YOUR TASKS:
1. Please quote the job posting from "Responsibilities" to "depend on it.", word for word.
2. Answer these questions from the job posting:
(a) Where is Innowatts based?
(b) How many energy consumers has the eUtility™ platform enabled?
(c) For what purpose does the Data Engineer design and evaluate open source and vendor tools?

PASSAGE SHOWN:

────────────────

Data Engineer

Innowatts

Innowatts

Software Engineering, Data Science
Posted 6+ months ago

About Innowatts

Innowatts is an energy technology company based in Houston, TX that is transforming the way
energy is bought, sold, managed and consumed. We are a leading provider of AMI-enabled predictive
analytics and AI-based solutions for utilities, energy retailers, emerging retailers, and smart energy
communities. To date, the Innowatts eUtility™ technology platform has enabled over 52 million
energy consumers and their energy providers with access to lower energy costs and a more reliable
and personalized energy experience. Innowatts is backed by Energy Impact Partners, Shell Ventures,
Iberdrola Energy Ventures, Veronorte and Energy and Environment Investment (Japan).

Summary

As a Data Engineer you will develop and maintain scalable data pipelines while collaborating with
analytical and business teams to improve data models.

Responsibilities

  • Implements processes and systems to monitor data quality, ensuring production data is
    always accurate and available for key stakeholders and business processes that depend on it.
  • Writes unit/integration tests, contributes to engineering wiki, and documents work.
  • Performs data analysis required to troubleshoot data related issues and assist in the
    resolution of data issues.
  • Works closely with a team of frontend and backend engineers, product managers, and
    analysts.
  • Defines company data assets (data models), and other jobs to populate data models.
  • Designs data integrations and data quality framework.
  • Designs and evaluates open source and vendor tools for data lineage.
  • Works closely with all business units and engineering teams to develop strategy for long
    term data platform architecture.

────────────────

RECORDED INFORMATION:
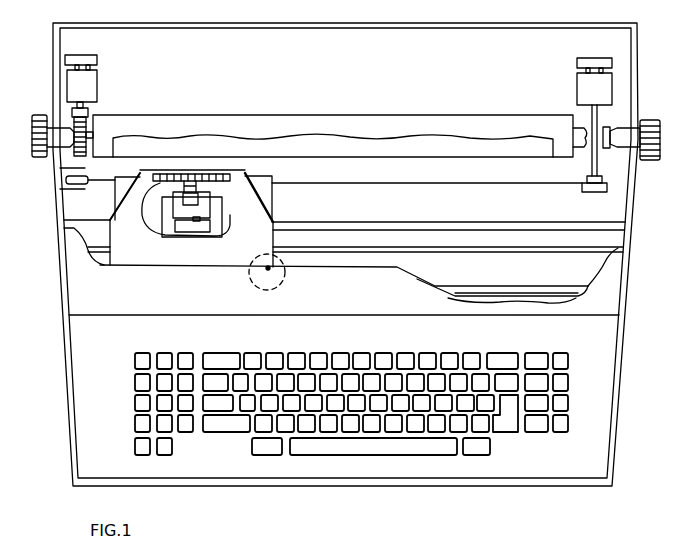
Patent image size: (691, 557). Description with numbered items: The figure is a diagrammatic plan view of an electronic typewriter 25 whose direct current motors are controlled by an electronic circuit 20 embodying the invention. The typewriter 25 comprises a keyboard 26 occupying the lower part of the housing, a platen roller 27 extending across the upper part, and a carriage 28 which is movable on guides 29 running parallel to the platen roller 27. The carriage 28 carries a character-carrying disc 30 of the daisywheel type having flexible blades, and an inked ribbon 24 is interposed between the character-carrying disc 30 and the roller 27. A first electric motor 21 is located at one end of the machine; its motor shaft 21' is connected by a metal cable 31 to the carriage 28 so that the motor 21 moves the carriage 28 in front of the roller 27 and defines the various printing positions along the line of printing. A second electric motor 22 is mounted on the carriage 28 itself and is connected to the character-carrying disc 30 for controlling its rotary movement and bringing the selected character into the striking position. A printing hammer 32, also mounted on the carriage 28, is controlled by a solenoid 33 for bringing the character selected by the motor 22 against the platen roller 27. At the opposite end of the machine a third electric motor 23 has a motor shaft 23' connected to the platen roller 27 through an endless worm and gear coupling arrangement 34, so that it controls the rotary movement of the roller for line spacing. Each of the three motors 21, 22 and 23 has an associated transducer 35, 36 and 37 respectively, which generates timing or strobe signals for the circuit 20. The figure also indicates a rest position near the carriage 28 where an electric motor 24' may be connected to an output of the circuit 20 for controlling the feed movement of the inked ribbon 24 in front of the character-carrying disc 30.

The electronic circuit 20 is at (523, 287).
The electric motor 21 is at (571, 89).
The motor shaft 21' is at (597, 117).
The electric motor 22 is at (233, 222).
The electric motor 23 is at (63, 79).
The motor shaft 23' is at (107, 73).
The inked ribbon 24 is at (191, 194).
The electric motor 24' is at (283, 282).
The typewriter 25 is at (606, 284).
The keyboard 26 is at (549, 440).
The platen roller 27 is at (446, 116).
The carriage 28 is at (262, 188).
The guides 29 is at (410, 250).
The character-carrying disc 30 is at (213, 173).
The metal cable 31 is at (494, 184).
The printing hammer 32 is at (170, 176).
The solenoid 33 is at (187, 198).
The endless worm and gear coupling arrangement 34 is at (100, 108).
The transducer 35 is at (597, 62).
The transducer 36 is at (190, 219).
The transducer 37 is at (88, 60).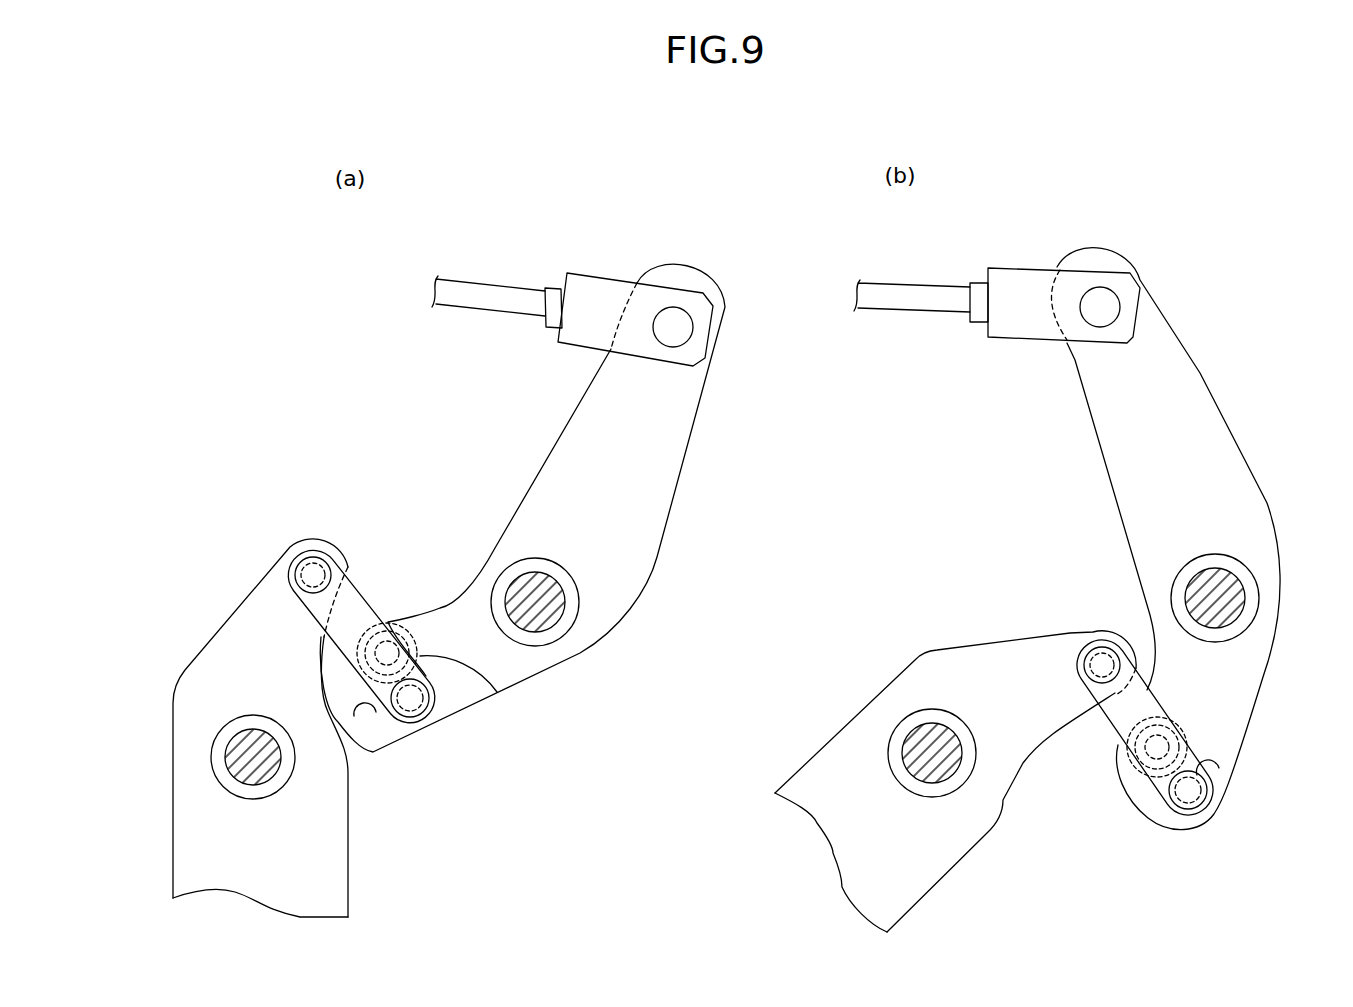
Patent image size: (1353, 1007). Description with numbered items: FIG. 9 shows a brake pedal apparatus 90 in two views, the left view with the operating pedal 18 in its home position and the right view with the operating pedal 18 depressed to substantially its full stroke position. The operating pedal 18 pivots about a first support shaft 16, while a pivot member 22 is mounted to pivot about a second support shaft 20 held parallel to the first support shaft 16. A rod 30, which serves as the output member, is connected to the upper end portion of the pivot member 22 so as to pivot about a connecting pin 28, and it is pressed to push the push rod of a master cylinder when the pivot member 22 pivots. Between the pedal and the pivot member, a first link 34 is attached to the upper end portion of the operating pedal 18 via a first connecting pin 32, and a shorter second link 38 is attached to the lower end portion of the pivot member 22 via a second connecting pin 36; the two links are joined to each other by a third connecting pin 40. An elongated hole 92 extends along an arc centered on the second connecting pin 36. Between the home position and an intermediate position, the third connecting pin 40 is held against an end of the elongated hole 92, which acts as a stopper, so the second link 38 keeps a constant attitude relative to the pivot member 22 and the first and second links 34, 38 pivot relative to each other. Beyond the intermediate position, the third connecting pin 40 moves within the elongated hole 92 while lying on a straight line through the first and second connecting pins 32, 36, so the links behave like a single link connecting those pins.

The first support shaft 16 is at (242, 745).
The operating pedal 18 is at (338, 896).
The second support shaft 20 is at (548, 618).
The pivot member 22 is at (637, 545).
The connecting pin 28 is at (678, 328).
The rod 30 is at (481, 296).
The first connecting pin 32 is at (313, 568).
The first link 34 is at (357, 602).
The second connecting pin 36 is at (401, 632).
The second link 38 is at (496, 694).
The third connecting pin 40 is at (407, 700).
The brake pedal apparatus 90 is at (317, 339).
The elongated hole 92 is at (360, 717).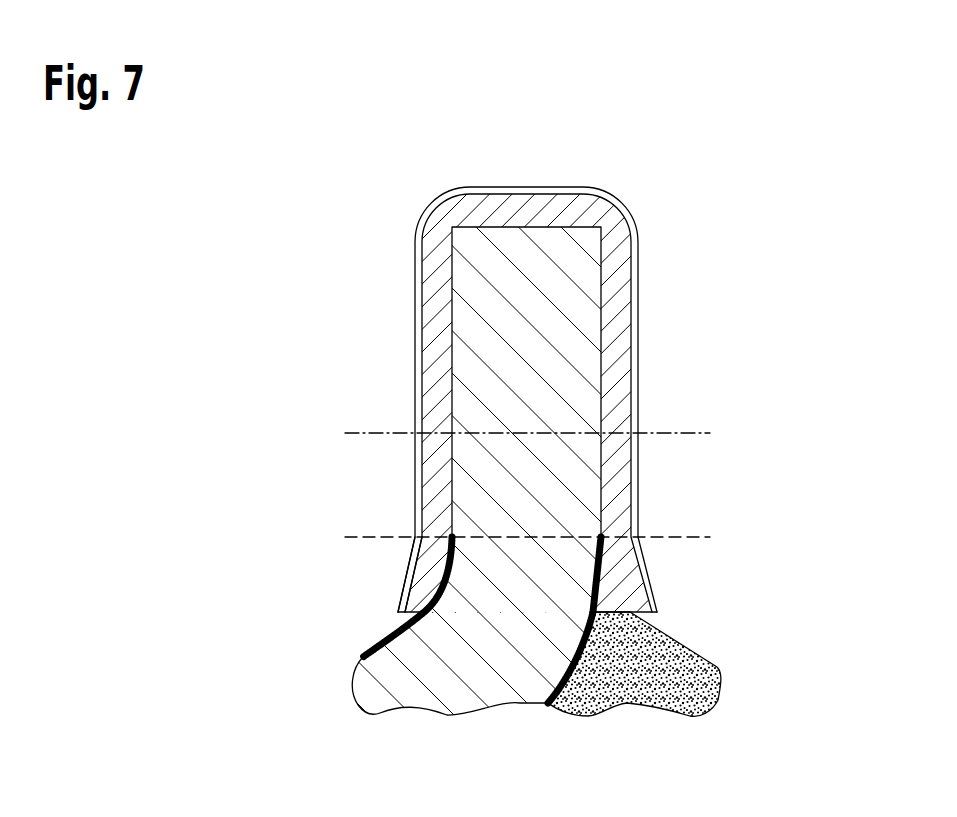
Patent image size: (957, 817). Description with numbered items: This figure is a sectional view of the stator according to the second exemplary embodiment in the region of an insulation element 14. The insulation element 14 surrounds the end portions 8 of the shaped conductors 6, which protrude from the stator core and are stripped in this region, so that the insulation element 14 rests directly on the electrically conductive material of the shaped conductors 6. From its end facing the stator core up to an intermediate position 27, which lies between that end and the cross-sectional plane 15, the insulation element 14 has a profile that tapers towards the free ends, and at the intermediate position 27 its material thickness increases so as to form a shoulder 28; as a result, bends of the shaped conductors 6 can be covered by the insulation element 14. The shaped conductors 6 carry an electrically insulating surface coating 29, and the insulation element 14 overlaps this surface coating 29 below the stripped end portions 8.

The shaped conductor 6 is at (430, 666).
The end portion 8 is at (570, 350).
The insulation element 14 is at (638, 273).
The cross-sectional plane 15 is at (673, 433).
The intermediate position 27 is at (667, 535).
The shoulder 28 is at (406, 544).
The surface coating 29 is at (398, 633).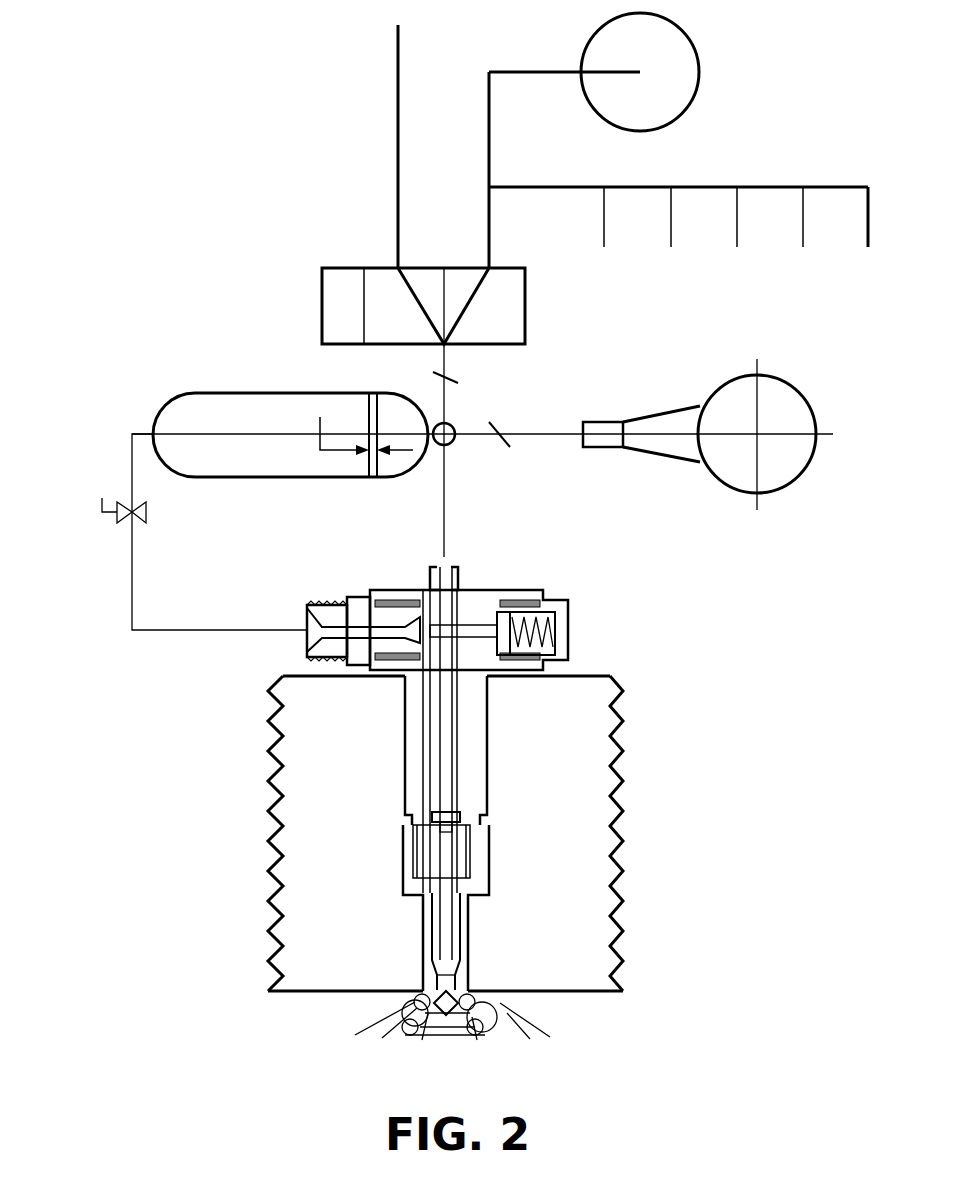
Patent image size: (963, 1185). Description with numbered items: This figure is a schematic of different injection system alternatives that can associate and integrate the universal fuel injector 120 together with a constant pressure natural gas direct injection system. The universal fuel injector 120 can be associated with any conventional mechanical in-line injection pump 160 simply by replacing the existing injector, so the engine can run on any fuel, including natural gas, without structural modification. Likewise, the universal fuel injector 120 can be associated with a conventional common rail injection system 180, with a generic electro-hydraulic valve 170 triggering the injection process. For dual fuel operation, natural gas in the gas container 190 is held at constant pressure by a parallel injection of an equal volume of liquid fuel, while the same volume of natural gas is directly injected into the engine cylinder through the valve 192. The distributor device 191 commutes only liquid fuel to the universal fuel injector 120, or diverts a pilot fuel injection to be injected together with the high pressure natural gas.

The universal fuel injector 120 is at (412, 744).
The conventional mechanical in-line injection pump 160 is at (783, 380).
The electro-hydraulic valve 170 is at (375, 293).
The common rail injection system 180 is at (705, 187).
The gas container 190 is at (185, 413).
The distributor device 191 is at (455, 444).
The valve 192 is at (117, 522).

────────────────

RESPONSE LIST:
1.
Responsibilities

  • Implements processes and systems to monitor data quality, ensuring production data is
    always accurate and available for key stakeholders and business processes that depend on it.

2.
(a) Houston, TX
(b) Over 52 million
(c) Data lineage